GIVEN EXERCISE: The listing below should be printed exactly, every line of it. Skip the pictures.

TASK INPUTS:

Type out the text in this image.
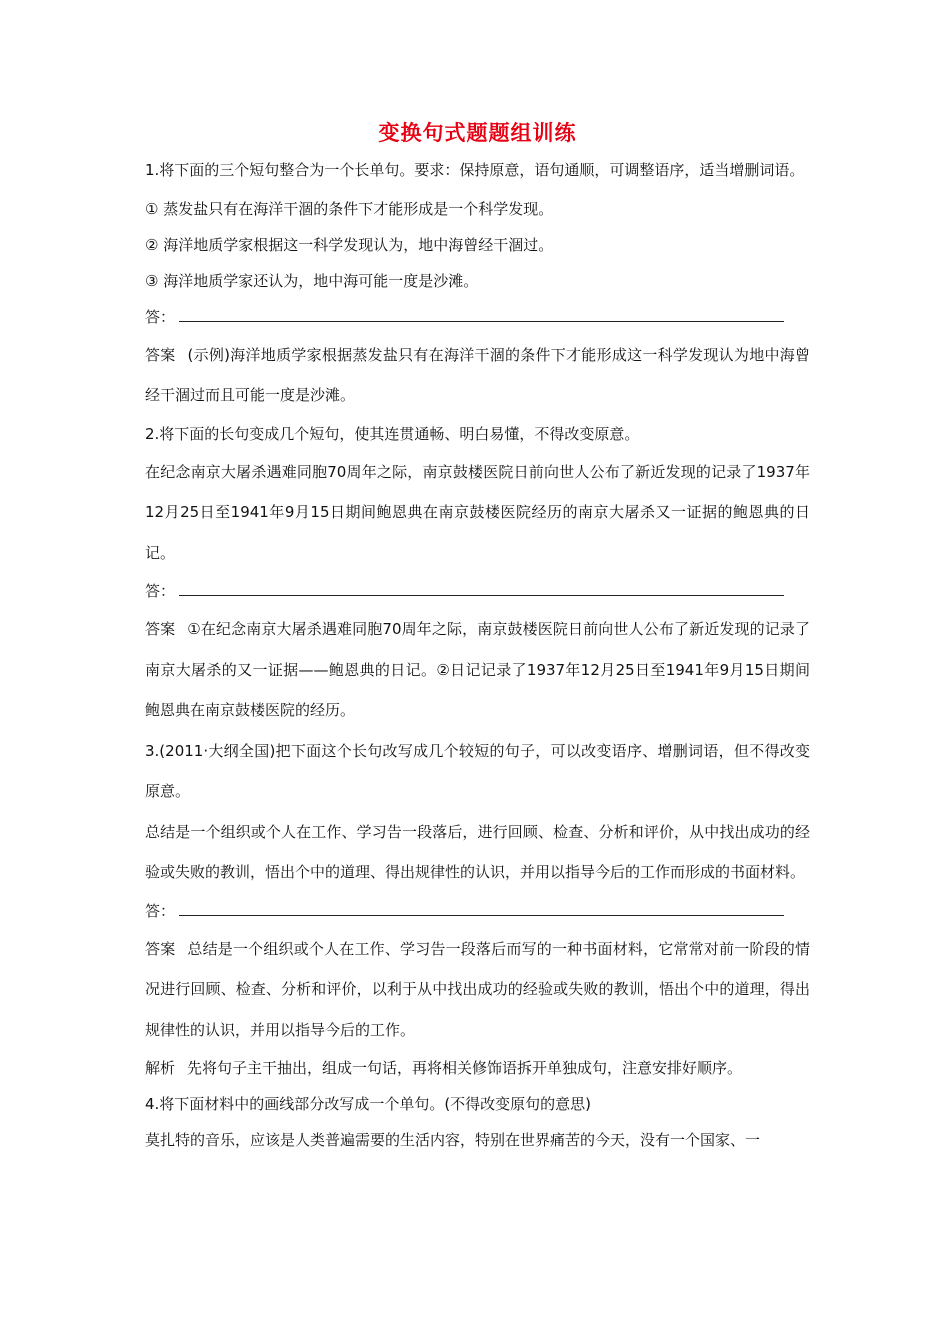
变换句式题题组训练
1.将下面的三个短句整合为一个长单句。要求：保持原意，语句通顺，可调整语序，适当增删词语。
① 蒸发盐只有在海洋干涸的条件下才能形成是一个科学发现。
② 海洋地质学家根据这一科学发现认为，地中海曾经干涸过。
③ 海洋地质学家还认为，地中海可能一度是沙滩。
答：
答案 (示例)海洋地质学家根据蒸发盐只有在海洋干涸的条件下才能形成这一科学发现认为地中海曾经干涸过而且可能一度是沙滩。
2.将下面的长句变成几个短句，使其连贯通畅、明白易懂，不得改变原意。
在纪念南京大屠杀遇难同胞70周年之际，南京鼓楼医院日前向世人公布了新近发现的记录了1937年12月25日至1941年9月15日期间鲍恩典在南京鼓楼医院经历的南京大屠杀又一证据的鲍恩典的日记。
答：
答案 ①在纪念南京大屠杀遇难同胞70周年之际，南京鼓楼医院日前向世人公布了新近发现的记录了南京大屠杀的又一证据——鲍恩典的日记。②日记记录了1937年12月25日至1941年9月15日期间鲍恩典在南京鼓楼医院的经历。
3.(2011·大纲全国)把下面这个长句改写成几个较短的句子，可以改变语序、增删词语，但不得改变原意。
总结是一个组织或个人在工作、学习告一段落后，进行回顾、检查、分析和评价，从中找出成功的经验或失败的教训，悟出个中的道理、得出规律性的认识，并用以指导今后的工作而形成的书面材料。
答：
答案 总结是一个组织或个人在工作、学习告一段落后而写的一种书面材料，它常常对前一阶段的情况进行回顾、检查、分析和评价，以利于从中找出成功的经验或失败的教训，悟出个中的道理，得出规律性的认识，并用以指导今后的工作。
解析 先将句子主干抽出，组成一句话，再将相关修饰语拆开单独成句，注意安排好顺序。
4.将下面材料中的画线部分改写成一个单句。(不得改变原句的意思)
莫扎特的音乐，应该是人类普遍需要的生活内容，特别在世界痛苦的今天，没有一个国家、一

TASK OUTPUT:
Type out the text in this image.
变换句式题题组训练
1.将下面的三个短句整合为一个长单句。要求：保持原意，语句通顺，可调整语序，适当增删词语。
① 蒸发盐只有在海洋干涸的条件下才能形成是一个科学发现。
② 海洋地质学家根据这一科学发现认为，地中海曾经干涸过。
③ 海洋地质学家还认为，地中海可能一度是沙滩。
答：
答案 (示例)海洋地质学家根据蒸发盐只有在海洋干涸的条件下才能形成这一科学发现认为地中海曾经干涸过而且可能一度是沙滩。
2.将下面的长句变成几个短句，使其连贯通畅、明白易懂，不得改变原意。
在纪念南京大屠杀遇难同胞70周年之际，南京鼓楼医院日前向世人公布了新近发现的记录了1937年12月25日至1941年9月15日期间鲍恩典在南京鼓楼医院经历的南京大屠杀又一证据的鲍恩典的日记。
答：
答案 ①在纪念南京大屠杀遇难同胞70周年之际，南京鼓楼医院日前向世人公布了新近发现的记录了南京大屠杀的又一证据——鲍恩典的日记。②日记记录了1937年12月25日至1941年9月15日期间鲍恩典在南京鼓楼医院的经历。
3.(2011·大纲全国)把下面这个长句改写成几个较短的句子，可以改变语序、增删词语，但不得改变原意。
总结是一个组织或个人在工作、学习告一段落后，进行回顾、检查、分析和评价，从中找出成功的经验或失败的教训，悟出个中的道理、得出规律性的认识，并用以指导今后的工作而形成的书面材料。
答：
答案 总结是一个组织或个人在工作、学习告一段落后而写的一种书面材料，它常常对前一阶段的情况进行回顾、检查、分析和评价，以利于从中找出成功的经验或失败的教训，悟出个中的道理，得出规律性的认识，并用以指导今后的工作。
解析 先将句子主干抽出，组成一句话，再将相关修饰语拆开单独成句，注意安排好顺序。
4.将下面材料中的画线部分改写成一个单句。(不得改变原句的意思)
莫扎特的音乐，应该是人类普遍需要的生活内容，特别在世界痛苦的今天，没有一个国家、一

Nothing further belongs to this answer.